CHALLENGE >> Every line of the records below should be restated exactly.

GIVEN RECORDS >>
============================================================
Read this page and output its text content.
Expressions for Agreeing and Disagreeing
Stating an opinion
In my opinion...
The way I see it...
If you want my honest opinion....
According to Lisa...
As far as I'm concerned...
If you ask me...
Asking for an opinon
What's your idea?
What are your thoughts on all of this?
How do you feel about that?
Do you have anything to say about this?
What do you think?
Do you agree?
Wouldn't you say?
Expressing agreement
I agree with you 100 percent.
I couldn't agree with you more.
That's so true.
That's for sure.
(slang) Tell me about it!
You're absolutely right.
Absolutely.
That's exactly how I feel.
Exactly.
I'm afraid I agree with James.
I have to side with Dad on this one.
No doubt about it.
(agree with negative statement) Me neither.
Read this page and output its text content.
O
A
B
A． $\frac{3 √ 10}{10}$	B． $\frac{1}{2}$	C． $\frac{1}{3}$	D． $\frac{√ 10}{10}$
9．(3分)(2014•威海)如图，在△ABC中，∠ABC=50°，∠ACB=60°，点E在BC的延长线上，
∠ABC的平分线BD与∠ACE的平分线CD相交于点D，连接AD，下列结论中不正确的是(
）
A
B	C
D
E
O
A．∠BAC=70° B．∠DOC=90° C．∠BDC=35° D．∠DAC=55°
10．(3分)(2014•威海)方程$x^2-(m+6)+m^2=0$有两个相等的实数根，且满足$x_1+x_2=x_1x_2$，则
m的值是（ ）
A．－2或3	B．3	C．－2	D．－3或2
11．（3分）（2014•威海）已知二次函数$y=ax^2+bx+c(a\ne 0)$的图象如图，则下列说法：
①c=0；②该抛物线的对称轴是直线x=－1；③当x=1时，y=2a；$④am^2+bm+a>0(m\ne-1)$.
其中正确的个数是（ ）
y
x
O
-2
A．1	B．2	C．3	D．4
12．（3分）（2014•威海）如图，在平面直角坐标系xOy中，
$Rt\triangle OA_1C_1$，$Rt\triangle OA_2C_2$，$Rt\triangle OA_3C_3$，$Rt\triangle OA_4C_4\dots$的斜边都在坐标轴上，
============================================================
SOLUTION BELOW >>
Read this page and output its text content.
Expressions for Agreeing and Disagreeing
Stating an opinion
In my opinion...
The way I see it...
If you want my honest opinion....
According to Lisa...
As far as I'm concerned...
If you ask me...
Asking for an opinon
What's your idea?
What are your thoughts on all of this?
How do you feel about that?
Do you have anything to say about this?
What do you think?
Do you agree?
Wouldn't you say?
Expressing agreement
I agree with you 100 percent.
I couldn't agree with you more.
That's so true.
That's for sure.
(slang) Tell me about it!
You're absolutely right.
Absolutely.
That's exactly how I feel.
Exactly.
I'm afraid I agree with James.
I have to side with Dad on this one.
No doubt about it.
(agree with negative statement) Me neither.
Read this page and output its text content.
O
A
B
A． $\frac{3 √ 10}{10}$	B． $\frac{1}{2}$	C． $\frac{1}{3}$	D． $\frac{√ 10}{10}$
9．(3分)(2014•威海)如图，在△ABC中，∠ABC=50°，∠ACB=60°，点E在BC的延长线上，
∠ABC的平分线BD与∠ACE的平分线CD相交于点D，连接AD，下列结论中不正确的是(
）
A
B	C
D
E
O
A．∠BAC=70° B．∠DOC=90° C．∠BDC=35° D．∠DAC=55°
10．(3分)(2014•威海)方程$x^2-(m+6)+m^2=0$有两个相等的实数根，且满足$x_1+x_2=x_1x_2$，则
m的值是（ ）
A．－2或3	B．3	C．－2	D．－3或2
11．（3分）（2014•威海）已知二次函数$y=ax^2+bx+c(a\ne 0)$的图象如图，则下列说法：
①c=0；②该抛物线的对称轴是直线x=－1；③当x=1时，y=2a；$④am^2+bm+a>0(m\ne-1)$.
其中正确的个数是（ ）
y
x
O
-2
A．1	B．2	C．3	D．4
12．（3分）（2014•威海）如图，在平面直角坐标系xOy中，
$Rt\triangle OA_1C_1$，$Rt\triangle OA_2C_2$，$Rt\triangle OA_3C_3$，$Rt\triangle OA_4C_4\dots$的斜边都在坐标轴上，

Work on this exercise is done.